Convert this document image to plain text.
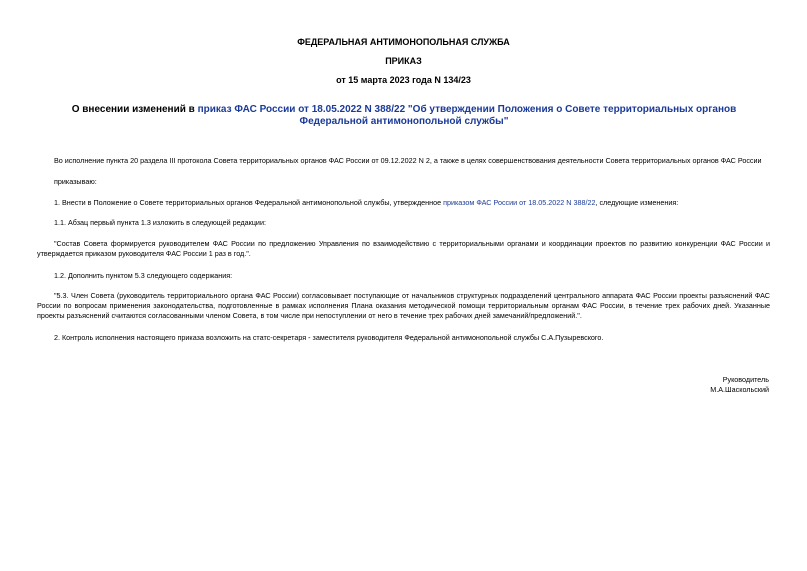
ФЕДЕРАЛЬНАЯ АНТИМОНОПОЛЬНАЯ СЛУЖБА
ПРИКАЗ
от 15 марта 2023 года N 134/23
О внесении изменений в приказ ФАС России от 18.05.2022 N 388/22 "Об утверждении Положения о Совете территориальных органов Федеральной антимонопольной службы"
Во исполнение пункта 20 раздела III протокола Совета территориальных органов ФАС России от 09.12.2022 N 2, а также в целях совершенствования деятельности Совета территориальных органов ФАС России
приказываю:
1. Внести в Положение о Совете территориальных органов Федеральной антимонопольной службы, утвержденное приказом ФАС России от 18.05.2022 N 388/22, следующие изменения:
1.1. Абзац первый пункта 1.3 изложить в следующей редакции:
"Состав Совета формируется руководителем ФАС России по предложению Управления по взаимодействию с территориальными органами и координации проектов по развитию конкуренции ФАС России и утверждается приказом руководителя ФАС России 1 раз в год.".
1.2. Дополнить пунктом 5.3 следующего содержания:
"5.3. Член Совета (руководитель территориального органа ФАС России) согласовывает поступающие от начальников структурных подразделений центрального аппарата ФАС России проекты разъяснений ФАС России по вопросам применения законодательства, подготовленные в рамках исполнения Плана оказания методической помощи территориальным органам ФАС России, в течение трех рабочих дней. Указанные проекты разъяснений считаются согласованными членом Совета, в том числе при непоступлении от него в течение трех рабочих дней замечаний/предложений.".
2. Контроль исполнения настоящего приказа возложить на статс-секретаря - заместителя руководителя Федеральной антимонопольной службы С.А.Пузыревского.
Руководитель
М.А.Шаскольский
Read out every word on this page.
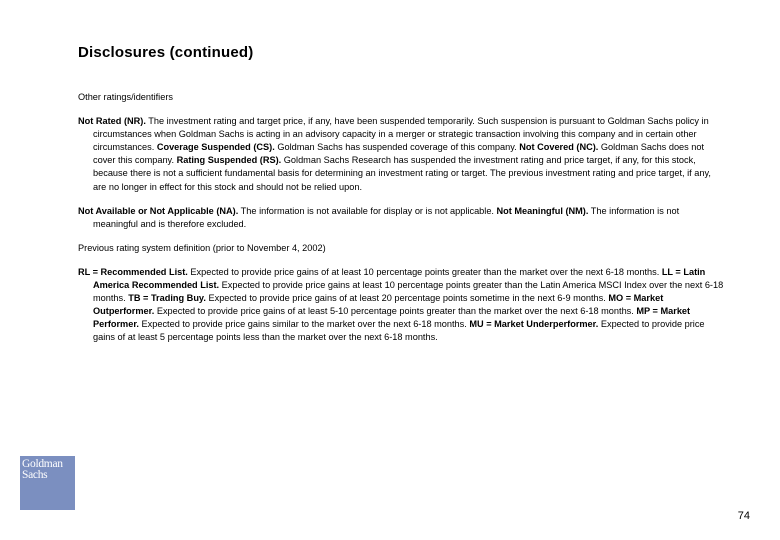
Disclosures (continued)

Other ratings/identifiers

Not Rated (NR). The investment rating and target price, if any, have been suspended temporarily. Such suspension is pursuant to Goldman Sachs policy in circumstances when Goldman Sachs is acting in an advisory capacity in a merger or strategic transaction involving this company and in certain other circumstances. Coverage Suspended (CS). Goldman Sachs has suspended coverage of this company. Not Covered (NC). Goldman Sachs does not cover this company. Rating Suspended (RS). Goldman Sachs Research has suspended the investment rating and price target, if any, for this stock, because there is not a sufficient fundamental basis for determining an investment rating or target. The previous investment rating and price target, if any, are no longer in effect for this stock and should not be relied upon.

Not Available or Not Applicable (NA). The information is not available for display or is not applicable. Not Meaningful (NM). The information is not meaningful and is therefore excluded.

Previous rating system definition (prior to November 4, 2002)

RL = Recommended List. Expected to provide price gains of at least 10 percentage points greater than the market over the next 6-18 months. LL = Latin America Recommended List. Expected to provide price gains at least 10 percentage points greater than the Latin America MSCI Index over the next 6-18 months. TB = Trading Buy. Expected to provide price gains of at least 20 percentage points sometime in the next 6-9 months. MO = Market Outperformer. Expected to provide price gains of at least 5-10 percentage points greater than the market over the next 6-18 months. MP = Market Performer. Expected to provide price gains similar to the market over the next 6-18 months. MU = Market Underperformer. Expected to provide price gains of at least 5 percentage points less than the market over the next 6-18 months.

Goldman
Sachs
74
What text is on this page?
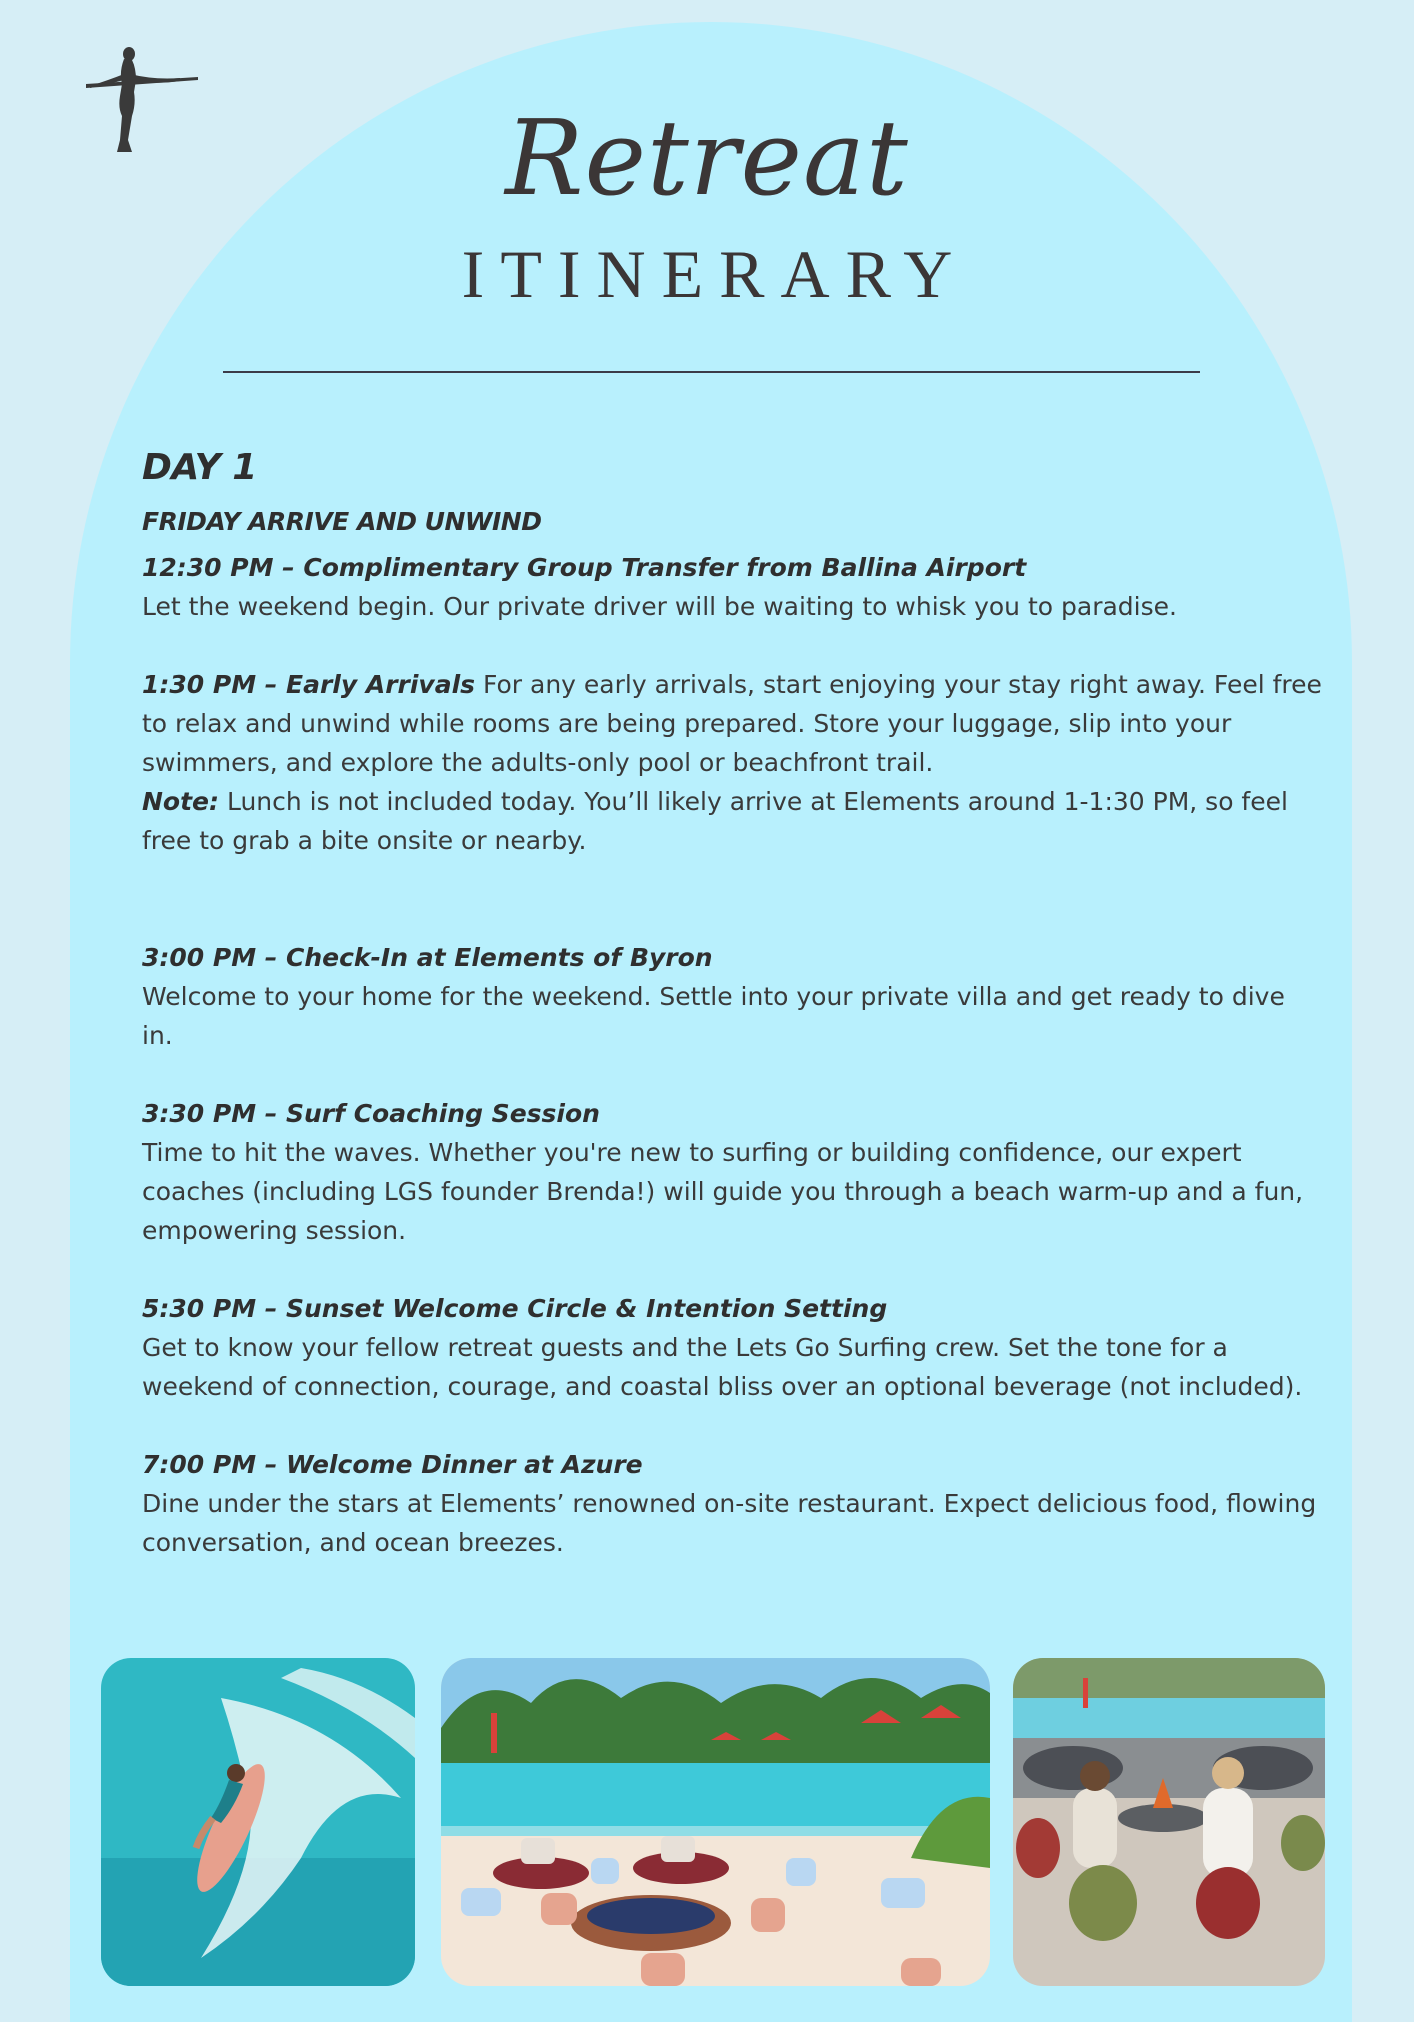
Retreat
ITINERARY

DAY 1

FRIDAY ARRIVE AND UNWIND

12:30 PM – Complimentary Group Transfer from Ballina Airport

Let the weekend begin. Our private driver will be waiting to whisk you to paradise.

1:30 PM – Early Arrivals For any early arrivals, start enjoying your stay right away. Feel free to relax and unwind while rooms are being prepared. Store your luggage, slip into your swimmers, and explore the adults-only pool or beachfront trail.

Note: Lunch is not included today. You’ll likely arrive at Elements around 1-1:30 PM, so feel free to grab a bite onsite or nearby.

3:00 PM – Check-In at Elements of Byron

Welcome to your home for the weekend. Settle into your private villa and get ready to dive in.

3:30 PM – Surf Coaching Session

Time to hit the waves. Whether you're new to surfing or building confidence, our expert coaches (including LGS founder Brenda!) will guide you through a beach warm-up and a fun, empowering session.

5:30 PM – Sunset Welcome Circle & Intention Setting

Get to know your fellow retreat guests and the Lets Go Surfing crew. Set the tone for a weekend of connection, courage, and coastal bliss over an optional beverage (not included).

7:00 PM – Welcome Dinner at Azure

Dine under the stars at Elements’ renowned on-site restaurant. Expect delicious food, flowing conversation, and ocean breezes.
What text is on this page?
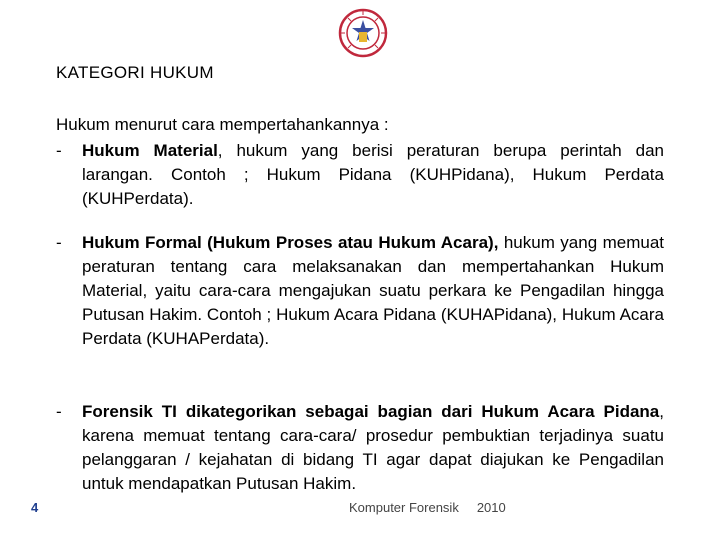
KATEGORI HUKUM
Hukum menurut cara mempertahankannya :
-	Hukum Material, hukum yang berisi peraturan berupa perintah dan larangan. Contoh ; Hukum Pidana (KUHPidana), Hukum Perdata (KUHPerdata).
-	Hukum Formal (Hukum Proses atau Hukum Acara), hukum yang memuat peraturan tentang cara melaksanakan dan mempertahankan Hukum Material, yaitu cara-cara mengajukan suatu perkara ke Pengadilan hingga Putusan Hakim. Contoh ; Hukum Acara Pidana (KUHAPidana), Hukum Acara Perdata (KUHAPerdata).
-	Forensik TI dikategorikan sebagai bagian dari Hukum Acara Pidana, karena memuat tentang cara-cara/ prosedur pembuktian terjadinya suatu pelanggaran / kejahatan di bidang TI agar dapat diajukan ke Pengadilan untuk mendapatkan Putusan Hakim.
4	Komputer Forensik 2010
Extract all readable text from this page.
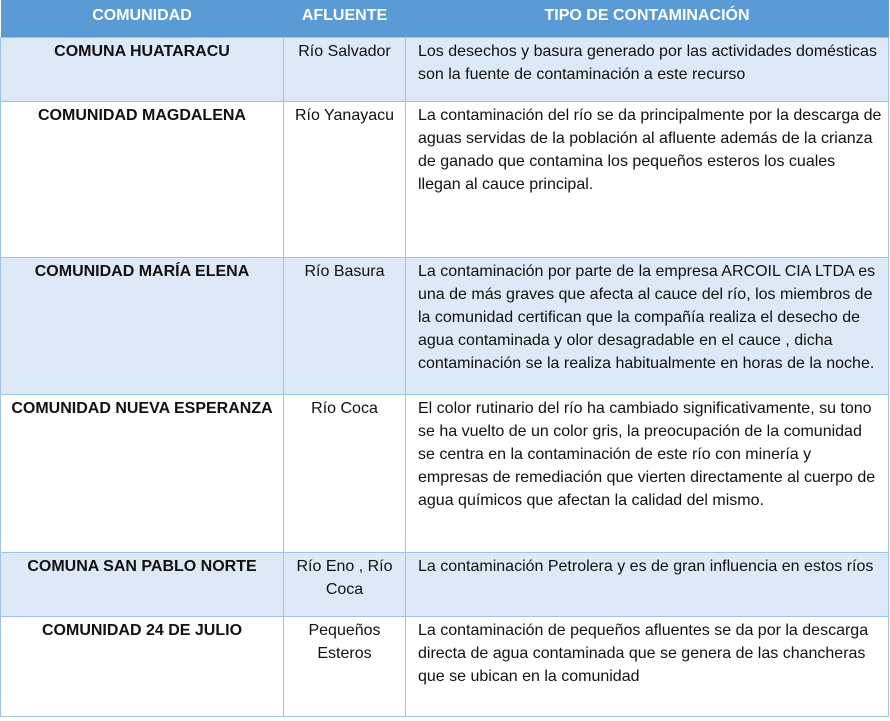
COMUNIDAD	AFLUENTE	TIPO DE CONTAMINACIÓN
COMUNA HUATARACU	Río Salvador	Los desechos y basura generado por las actividades domésticas son la fuente de contaminación a este recurso
COMUNIDAD MAGDALENA	Río Yanayacu	La contaminación del río se da principalmente por la descarga de aguas servidas de la población al afluente además de la crianza de ganado que contamina los pequeños esteros los cuales llegan al cauce principal.
COMUNIDAD MARÍA ELENA	Río Basura	La contaminación por parte de la empresa ARCOIL CIA LTDA es una de más graves que afecta al cauce del río, los miembros de la comunidad certifican que la compañía realiza el desecho de agua contaminada y olor desagradable en el cauce , dicha contaminación se la realiza habitualmente en horas de la noche.
COMUNIDAD NUEVA ESPERANZA	Río Coca	El color rutinario del río ha cambiado significativamente, su tono se ha vuelto de un color gris, la preocupación de la comunidad se centra en la contaminación de este río con minería y empresas de remediación que vierten directamente al cuerpo de agua químicos que afectan la calidad del mismo.
COMUNA SAN PABLO NORTE	Río Eno , Río Coca	La contaminación Petrolera y es de gran influencia en estos ríos
COMUNIDAD 24 DE JULIO	Pequeños Esteros	La contaminación de pequeños afluentes se da por la descarga directa de agua contaminada que se genera de las chancheras que se ubican en la comunidad
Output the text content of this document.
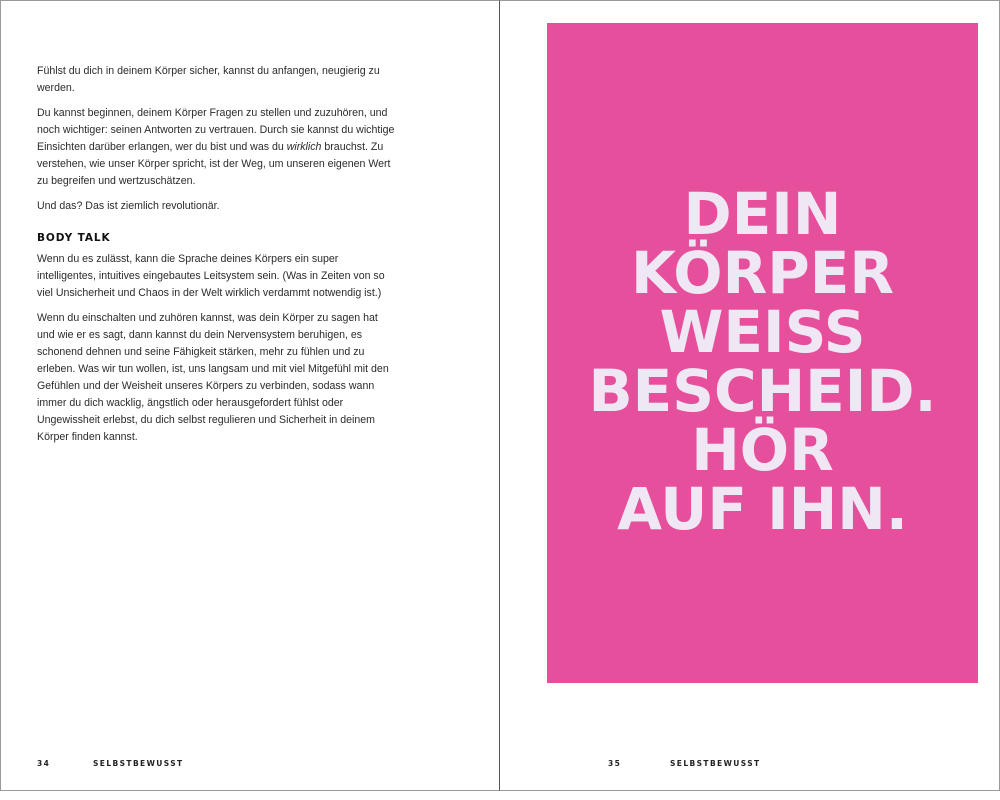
Fühlst du dich in deinem Körper sicher, kannst du anfangen, neugierig zu werden.

Du kannst beginnen, deinem Körper Fragen zu stellen und zuzuhören, und noch wichtiger: seinen Antworten zu vertrauen. Durch sie kannst du wichtige Einsichten darüber erlangen, wer du bist und was du wirklich brauchst. Zu verstehen, wie unser Körper spricht, ist der Weg, um unseren eigenen Wert zu begreifen und wertzuschätzen.

Und das? Das ist ziemlich revolutionär.

BODY TALK

Wenn du es zulässt, kann die Sprache deines Körpers ein super intelligentes, intuitives eingebautes Leitsystem sein. (Was in Zeiten von so viel Unsicherheit und Chaos in der Welt wirklich verdammt notwendig ist.)

Wenn du einschalten und zuhören kannst, was dein Körper zu sagen hat und wie er es sagt, dann kannst du dein Nervensystem beruhigen, es schonend dehnen und seine Fähigkeit stärken, mehr zu fühlen und zu erleben. Was wir tun wollen, ist, uns langsam und mit viel Mitgefühl mit den Gefühlen und der Weisheit unseres Körpers zu verbinden, sodass wann immer du dich wacklig, ängstlich oder herausgefordert fühlst oder Ungewissheit erlebst, du dich selbst regulieren und Sicherheit in deinem Körper finden kannst.

34	SELBSTBEWUSST
DEIN
KÖRPER
WEISS
BESCHEID.
HÖR
AUF IHN.
35	SELBSTBEWUSST
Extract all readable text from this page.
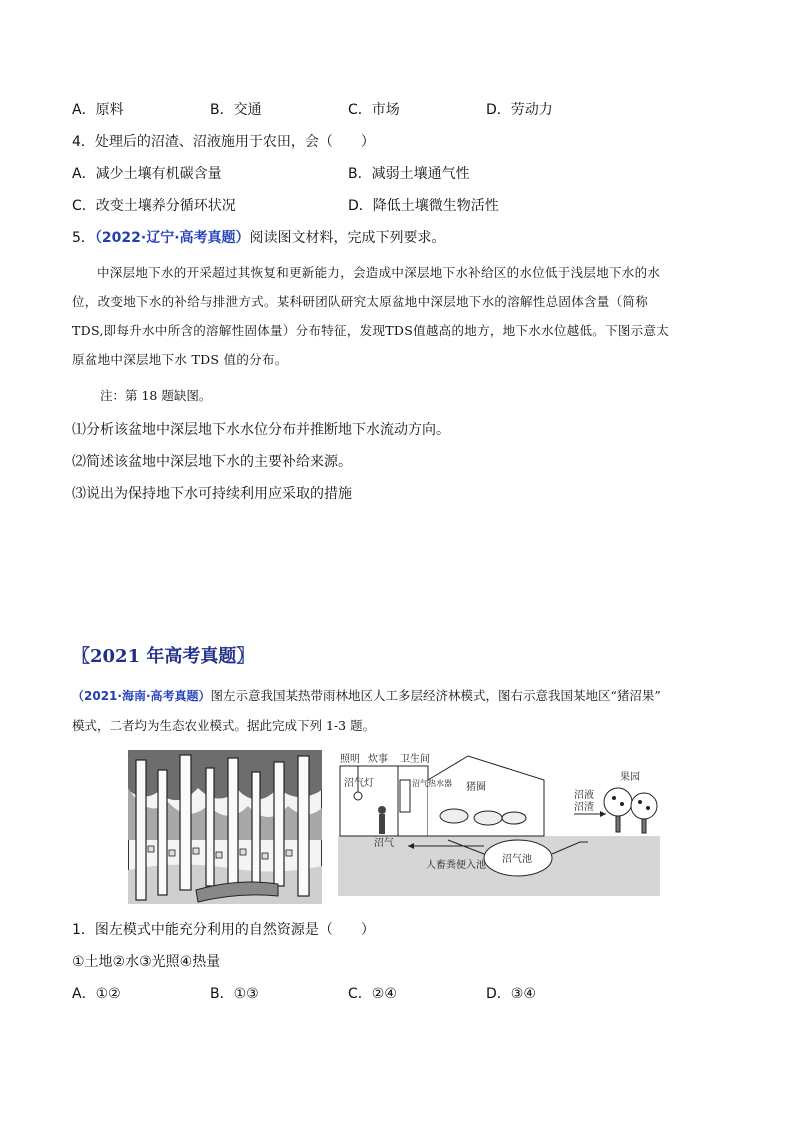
A．原料	B．交通	C．市场	D．劳动力
4．处理后的沼渣、沼液施用于农田，会（　　）
A．减少土壤有机碳含量	B．减弱土壤通气性
C．改变土壤养分循环状况	D．降低土壤微生物活性
5．（2022·辽宁·高考真题）阅读图文材料，完成下列要求。
中深层地下水的开采超过其恢复和更新能力，会造成中深层地下水补给区的水位低于浅层地下水的水
位，改变地下水的补给与排泄方式。某科研团队研究太原盆地中深层地下水的溶解性总固体含量（简称
TDS,即每升水中所含的溶解性固体量）分布特征，发现TDS值越高的地方，地下水水位越低。下图示意太
原盆地中深层地下水 TDS 值的分布。
注：第 18 题缺图。
⑴分析该盆地中深层地下水水位分布并推断地下水流动方向。
⑵简述该盆地中深层地下水的主要补给来源。
⑶说出为保持地下水可持续利用应采取的措施
〖2021 年高考真题〗
（2021·海南·高考真题）图左示意我国某热带雨林地区人工多层经济林模式，图右示意我国某地区“猪沼果”
模式，二者均为生态农业模式。据此完成下列 1-3 题。
照明 炊事 卫生间
沼气灯	沼气热水器 猪圈
果园
沼液
沼渣
沼气
沼气池
人畜粪便入池
1．图左模式中能充分利用的自然资源是（　　）
①土地②水③光照④热量
A．①②	B．①③	C．②④	D．③④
-------
**What you should do**
Find and copy every line in the entries above where the string "Pengadilan" occurs.

**Task response**
-	Hukum Formal (Hukum Proses atau Hukum Acara), hukum yang memuat peraturan tentang cara melaksanakan dan mempertahankan Hukum Material, yaitu cara-cara mengajukan suatu perkara ke Pengadilan hingga Putusan Hakim. Contoh ; Hukum Acara Pidana (KUHAPidana), Hukum Acara Perdata (KUHAPerdata).
-	Forensik TI dikategorikan sebagai bagian dari Hukum Acara Pidana, karena memuat tentang cara-cara/ prosedur pembuktian terjadinya suatu pelanggaran / kejahatan di bidang TI agar dapat diajukan ke Pengadilan untuk mendapatkan Putusan Hakim.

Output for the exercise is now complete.